╭─ Entries supplied
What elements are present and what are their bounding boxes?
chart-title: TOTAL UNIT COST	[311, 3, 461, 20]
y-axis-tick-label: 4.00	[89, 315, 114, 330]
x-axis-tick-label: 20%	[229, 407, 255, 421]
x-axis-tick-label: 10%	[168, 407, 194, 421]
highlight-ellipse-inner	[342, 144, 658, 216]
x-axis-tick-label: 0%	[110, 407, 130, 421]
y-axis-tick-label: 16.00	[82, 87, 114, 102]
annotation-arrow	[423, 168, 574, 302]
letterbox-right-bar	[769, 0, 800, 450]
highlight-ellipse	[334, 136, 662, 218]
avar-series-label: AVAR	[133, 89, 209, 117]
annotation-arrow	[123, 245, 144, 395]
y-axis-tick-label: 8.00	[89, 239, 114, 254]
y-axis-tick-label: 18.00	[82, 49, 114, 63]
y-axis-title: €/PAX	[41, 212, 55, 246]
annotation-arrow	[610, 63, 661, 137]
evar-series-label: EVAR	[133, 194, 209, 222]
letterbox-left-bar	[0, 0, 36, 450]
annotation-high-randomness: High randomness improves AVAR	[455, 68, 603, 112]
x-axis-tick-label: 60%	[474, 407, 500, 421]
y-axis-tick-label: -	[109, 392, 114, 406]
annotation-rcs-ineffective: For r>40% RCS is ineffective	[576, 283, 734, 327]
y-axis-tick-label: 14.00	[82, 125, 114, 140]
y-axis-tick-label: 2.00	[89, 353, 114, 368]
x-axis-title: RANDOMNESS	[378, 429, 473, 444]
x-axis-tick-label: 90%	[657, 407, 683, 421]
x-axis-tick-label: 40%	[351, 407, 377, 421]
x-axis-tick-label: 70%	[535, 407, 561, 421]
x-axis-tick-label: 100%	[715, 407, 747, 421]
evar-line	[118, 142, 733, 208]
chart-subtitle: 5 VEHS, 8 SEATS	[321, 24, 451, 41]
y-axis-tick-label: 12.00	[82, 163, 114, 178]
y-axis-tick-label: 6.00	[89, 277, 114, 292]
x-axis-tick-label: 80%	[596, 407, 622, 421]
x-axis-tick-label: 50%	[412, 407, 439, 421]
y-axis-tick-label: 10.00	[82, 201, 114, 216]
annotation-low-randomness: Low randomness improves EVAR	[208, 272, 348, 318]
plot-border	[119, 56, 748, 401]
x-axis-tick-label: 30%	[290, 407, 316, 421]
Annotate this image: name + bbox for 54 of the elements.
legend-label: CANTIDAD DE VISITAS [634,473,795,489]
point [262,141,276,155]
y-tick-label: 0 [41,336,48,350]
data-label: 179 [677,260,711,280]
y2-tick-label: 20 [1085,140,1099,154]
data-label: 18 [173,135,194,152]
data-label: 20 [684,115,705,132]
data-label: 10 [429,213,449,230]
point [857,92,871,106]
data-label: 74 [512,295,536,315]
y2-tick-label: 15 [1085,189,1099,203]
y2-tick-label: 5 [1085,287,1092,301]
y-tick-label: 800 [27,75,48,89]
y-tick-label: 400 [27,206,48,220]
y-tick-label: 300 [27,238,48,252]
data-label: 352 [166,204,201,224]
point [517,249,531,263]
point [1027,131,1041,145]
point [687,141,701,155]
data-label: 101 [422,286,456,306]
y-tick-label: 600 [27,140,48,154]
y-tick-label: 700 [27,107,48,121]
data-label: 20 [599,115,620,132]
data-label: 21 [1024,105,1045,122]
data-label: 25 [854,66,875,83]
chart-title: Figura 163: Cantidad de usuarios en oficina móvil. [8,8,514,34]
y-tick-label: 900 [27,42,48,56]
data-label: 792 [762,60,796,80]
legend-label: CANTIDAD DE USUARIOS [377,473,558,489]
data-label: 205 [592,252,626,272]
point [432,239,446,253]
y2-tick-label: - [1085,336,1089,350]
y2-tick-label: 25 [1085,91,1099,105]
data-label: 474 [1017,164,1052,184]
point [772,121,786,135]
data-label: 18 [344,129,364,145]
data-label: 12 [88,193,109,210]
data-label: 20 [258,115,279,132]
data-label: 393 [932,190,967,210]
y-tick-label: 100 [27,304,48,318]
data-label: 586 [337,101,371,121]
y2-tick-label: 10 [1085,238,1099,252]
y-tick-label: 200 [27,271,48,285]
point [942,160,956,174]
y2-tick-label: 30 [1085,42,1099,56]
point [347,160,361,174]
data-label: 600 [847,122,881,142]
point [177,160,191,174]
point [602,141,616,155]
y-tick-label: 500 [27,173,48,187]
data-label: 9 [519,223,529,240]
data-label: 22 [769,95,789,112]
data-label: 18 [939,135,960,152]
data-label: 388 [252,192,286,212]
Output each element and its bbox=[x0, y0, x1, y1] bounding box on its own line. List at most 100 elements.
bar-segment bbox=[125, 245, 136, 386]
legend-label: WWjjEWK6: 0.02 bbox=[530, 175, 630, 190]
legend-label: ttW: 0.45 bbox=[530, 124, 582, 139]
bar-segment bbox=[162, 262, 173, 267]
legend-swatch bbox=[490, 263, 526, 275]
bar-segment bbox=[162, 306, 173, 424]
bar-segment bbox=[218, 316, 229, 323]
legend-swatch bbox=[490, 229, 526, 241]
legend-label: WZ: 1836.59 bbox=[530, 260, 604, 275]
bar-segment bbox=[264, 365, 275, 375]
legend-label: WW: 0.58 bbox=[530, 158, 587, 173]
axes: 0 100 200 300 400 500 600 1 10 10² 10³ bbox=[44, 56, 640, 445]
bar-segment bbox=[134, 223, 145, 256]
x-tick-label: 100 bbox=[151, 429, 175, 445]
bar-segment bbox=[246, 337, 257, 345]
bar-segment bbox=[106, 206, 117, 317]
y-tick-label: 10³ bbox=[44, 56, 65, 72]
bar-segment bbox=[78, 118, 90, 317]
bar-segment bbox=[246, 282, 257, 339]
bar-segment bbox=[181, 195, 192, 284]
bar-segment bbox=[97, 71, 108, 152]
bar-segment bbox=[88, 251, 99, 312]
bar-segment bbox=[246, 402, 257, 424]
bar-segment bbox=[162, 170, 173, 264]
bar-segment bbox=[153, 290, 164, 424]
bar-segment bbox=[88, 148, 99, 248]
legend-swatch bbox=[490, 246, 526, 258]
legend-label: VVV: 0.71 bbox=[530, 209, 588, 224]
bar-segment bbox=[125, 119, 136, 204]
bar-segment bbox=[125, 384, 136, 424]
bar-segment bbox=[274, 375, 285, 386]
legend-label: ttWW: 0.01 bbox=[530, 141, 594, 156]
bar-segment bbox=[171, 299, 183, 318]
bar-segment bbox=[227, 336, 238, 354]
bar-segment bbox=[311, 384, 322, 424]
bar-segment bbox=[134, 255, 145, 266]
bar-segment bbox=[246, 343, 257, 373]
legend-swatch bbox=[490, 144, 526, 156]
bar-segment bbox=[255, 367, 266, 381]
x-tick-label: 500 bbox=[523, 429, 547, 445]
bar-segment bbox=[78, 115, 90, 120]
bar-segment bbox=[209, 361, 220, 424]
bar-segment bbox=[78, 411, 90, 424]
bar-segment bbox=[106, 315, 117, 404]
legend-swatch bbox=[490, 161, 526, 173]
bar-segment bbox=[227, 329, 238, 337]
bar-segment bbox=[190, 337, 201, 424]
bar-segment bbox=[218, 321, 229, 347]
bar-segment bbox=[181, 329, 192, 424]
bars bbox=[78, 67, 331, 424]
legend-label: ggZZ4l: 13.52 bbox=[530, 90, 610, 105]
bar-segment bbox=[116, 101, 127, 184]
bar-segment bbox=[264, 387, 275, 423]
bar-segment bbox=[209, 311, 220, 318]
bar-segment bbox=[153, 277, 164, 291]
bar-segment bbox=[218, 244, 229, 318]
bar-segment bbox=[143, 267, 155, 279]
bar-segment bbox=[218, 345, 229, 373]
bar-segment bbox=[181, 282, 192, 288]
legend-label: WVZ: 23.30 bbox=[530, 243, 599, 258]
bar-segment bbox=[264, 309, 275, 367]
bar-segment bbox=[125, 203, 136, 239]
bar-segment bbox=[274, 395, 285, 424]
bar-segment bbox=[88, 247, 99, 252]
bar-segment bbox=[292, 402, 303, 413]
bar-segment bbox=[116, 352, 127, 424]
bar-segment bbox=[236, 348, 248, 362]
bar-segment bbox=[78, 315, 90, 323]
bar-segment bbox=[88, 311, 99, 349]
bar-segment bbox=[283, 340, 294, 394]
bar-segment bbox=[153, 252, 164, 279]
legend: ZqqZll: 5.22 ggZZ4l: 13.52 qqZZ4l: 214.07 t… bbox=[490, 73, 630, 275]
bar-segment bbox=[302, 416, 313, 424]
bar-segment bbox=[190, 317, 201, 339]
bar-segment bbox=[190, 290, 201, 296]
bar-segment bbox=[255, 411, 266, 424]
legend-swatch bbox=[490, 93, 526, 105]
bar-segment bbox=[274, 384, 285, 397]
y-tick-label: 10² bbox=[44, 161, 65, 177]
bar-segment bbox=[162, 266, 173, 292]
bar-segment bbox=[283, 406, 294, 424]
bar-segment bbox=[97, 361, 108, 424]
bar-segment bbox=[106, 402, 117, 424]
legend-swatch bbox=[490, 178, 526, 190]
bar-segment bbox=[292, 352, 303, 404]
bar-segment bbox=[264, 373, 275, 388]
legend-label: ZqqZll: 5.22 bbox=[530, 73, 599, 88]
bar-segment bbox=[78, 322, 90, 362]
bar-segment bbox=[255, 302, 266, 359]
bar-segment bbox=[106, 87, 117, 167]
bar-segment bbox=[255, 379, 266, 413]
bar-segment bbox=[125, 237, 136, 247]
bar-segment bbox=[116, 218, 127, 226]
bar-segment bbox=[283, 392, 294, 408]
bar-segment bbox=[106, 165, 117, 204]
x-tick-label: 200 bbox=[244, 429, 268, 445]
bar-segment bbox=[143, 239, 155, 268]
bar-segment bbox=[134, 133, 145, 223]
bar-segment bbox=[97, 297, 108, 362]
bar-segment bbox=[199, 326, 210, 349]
╰─
Problem requirements: Please copy everything in the material above, from its first line down through the line containing "407, 194, 421]", keeping each line unchanged.

Output of the exercise:
What elements are present and what are their bounding boxes?
chart-title: TOTAL UNIT COST	[311, 3, 461, 20]
y-axis-tick-label: 4.00	[89, 315, 114, 330]
x-axis-tick-label: 20%	[229, 407, 255, 421]
x-axis-tick-label: 10%	[168, 407, 194, 421]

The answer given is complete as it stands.